Dataset excerpt

====

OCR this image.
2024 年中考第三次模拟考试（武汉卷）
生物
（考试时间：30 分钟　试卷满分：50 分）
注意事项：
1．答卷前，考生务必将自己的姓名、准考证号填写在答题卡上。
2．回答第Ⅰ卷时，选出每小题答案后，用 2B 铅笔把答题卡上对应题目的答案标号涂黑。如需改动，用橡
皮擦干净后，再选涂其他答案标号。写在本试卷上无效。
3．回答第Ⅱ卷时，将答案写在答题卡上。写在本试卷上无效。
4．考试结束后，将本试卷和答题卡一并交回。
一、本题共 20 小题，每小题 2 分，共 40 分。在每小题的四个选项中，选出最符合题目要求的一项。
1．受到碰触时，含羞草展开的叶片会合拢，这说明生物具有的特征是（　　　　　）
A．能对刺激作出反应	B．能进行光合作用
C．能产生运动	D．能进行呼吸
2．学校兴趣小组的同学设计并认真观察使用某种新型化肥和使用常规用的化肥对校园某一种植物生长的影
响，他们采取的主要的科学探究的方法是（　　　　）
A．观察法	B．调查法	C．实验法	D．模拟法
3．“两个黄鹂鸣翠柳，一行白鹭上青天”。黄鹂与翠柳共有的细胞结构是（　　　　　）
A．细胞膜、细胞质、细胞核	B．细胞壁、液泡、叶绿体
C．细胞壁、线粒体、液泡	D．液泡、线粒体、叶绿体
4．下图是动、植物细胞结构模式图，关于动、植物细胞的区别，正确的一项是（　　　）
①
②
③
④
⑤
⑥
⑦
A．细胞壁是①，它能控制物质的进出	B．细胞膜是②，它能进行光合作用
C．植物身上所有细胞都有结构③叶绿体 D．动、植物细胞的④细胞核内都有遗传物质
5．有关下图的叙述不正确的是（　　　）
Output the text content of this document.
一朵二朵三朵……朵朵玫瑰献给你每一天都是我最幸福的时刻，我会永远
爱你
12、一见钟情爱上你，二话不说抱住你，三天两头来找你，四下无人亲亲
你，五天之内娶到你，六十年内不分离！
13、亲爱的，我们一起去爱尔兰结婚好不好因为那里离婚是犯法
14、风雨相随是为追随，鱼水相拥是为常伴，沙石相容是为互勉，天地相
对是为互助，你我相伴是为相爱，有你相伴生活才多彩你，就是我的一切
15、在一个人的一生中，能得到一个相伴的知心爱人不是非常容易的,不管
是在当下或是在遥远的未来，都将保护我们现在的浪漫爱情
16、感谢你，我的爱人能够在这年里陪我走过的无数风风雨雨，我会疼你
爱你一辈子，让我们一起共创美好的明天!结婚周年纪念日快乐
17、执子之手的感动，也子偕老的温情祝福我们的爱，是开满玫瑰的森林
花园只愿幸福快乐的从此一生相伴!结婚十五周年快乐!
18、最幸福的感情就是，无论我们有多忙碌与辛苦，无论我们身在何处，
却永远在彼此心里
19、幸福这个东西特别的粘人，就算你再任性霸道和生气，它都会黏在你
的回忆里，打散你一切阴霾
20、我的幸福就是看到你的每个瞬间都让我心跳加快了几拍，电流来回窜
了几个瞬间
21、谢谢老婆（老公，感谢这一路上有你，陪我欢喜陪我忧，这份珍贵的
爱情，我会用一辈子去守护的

====

All records above must be set down exactly, please.

OCR this image.
2024 年中考第三次模拟考试（武汉卷）
生物
（考试时间：30 分钟　试卷满分：50 分）
注意事项：
1．答卷前，考生务必将自己的姓名、准考证号填写在答题卡上。
2．回答第Ⅰ卷时，选出每小题答案后，用 2B 铅笔把答题卡上对应题目的答案标号涂黑。如需改动，用橡
皮擦干净后，再选涂其他答案标号。写在本试卷上无效。
3．回答第Ⅱ卷时，将答案写在答题卡上。写在本试卷上无效。
4．考试结束后，将本试卷和答题卡一并交回。
一、本题共 20 小题，每小题 2 分，共 40 分。在每小题的四个选项中，选出最符合题目要求的一项。
1．受到碰触时，含羞草展开的叶片会合拢，这说明生物具有的特征是（　　　　　）
A．能对刺激作出反应	B．能进行光合作用
C．能产生运动	D．能进行呼吸
2．学校兴趣小组的同学设计并认真观察使用某种新型化肥和使用常规用的化肥对校园某一种植物生长的影
响，他们采取的主要的科学探究的方法是（　　　　）
A．观察法	B．调查法	C．实验法	D．模拟法
3．“两个黄鹂鸣翠柳，一行白鹭上青天”。黄鹂与翠柳共有的细胞结构是（　　　　　）
A．细胞膜、细胞质、细胞核	B．细胞壁、液泡、叶绿体
C．细胞壁、线粒体、液泡	D．液泡、线粒体、叶绿体
4．下图是动、植物细胞结构模式图，关于动、植物细胞的区别，正确的一项是（　　　）
①
②
③
④
⑤
⑥
⑦
A．细胞壁是①，它能控制物质的进出	B．细胞膜是②，它能进行光合作用
C．植物身上所有细胞都有结构③叶绿体 D．动、植物细胞的④细胞核内都有遗传物质
5．有关下图的叙述不正确的是（　　　）
Output the text content of this document.
一朵二朵三朵……朵朵玫瑰献给你每一天都是我最幸福的时刻，我会永远
爱你
12、一见钟情爱上你，二话不说抱住你，三天两头来找你，四下无人亲亲
你，五天之内娶到你，六十年内不分离！
13、亲爱的，我们一起去爱尔兰结婚好不好因为那里离婚是犯法
14、风雨相随是为追随，鱼水相拥是为常伴，沙石相容是为互勉，天地相
对是为互助，你我相伴是为相爱，有你相伴生活才多彩你，就是我的一切
15、在一个人的一生中，能得到一个相伴的知心爱人不是非常容易的,不管
是在当下或是在遥远的未来，都将保护我们现在的浪漫爱情
16、感谢你，我的爱人能够在这年里陪我走过的无数风风雨雨，我会疼你
爱你一辈子，让我们一起共创美好的明天!结婚周年纪念日快乐
17、执子之手的感动，也子偕老的温情祝福我们的爱，是开满玫瑰的森林
花园只愿幸福快乐的从此一生相伴!结婚十五周年快乐!
18、最幸福的感情就是，无论我们有多忙碌与辛苦，无论我们身在何处，
却永远在彼此心里
19、幸福这个东西特别的粘人，就算你再任性霸道和生气，它都会黏在你
的回忆里，打散你一切阴霾
20、我的幸福就是看到你的每个瞬间都让我心跳加快了几拍，电流来回窜
了几个瞬间
21、谢谢老婆（老公，感谢这一路上有你，陪我欢喜陪我忧，这份珍贵的
爱情，我会用一辈子去守护的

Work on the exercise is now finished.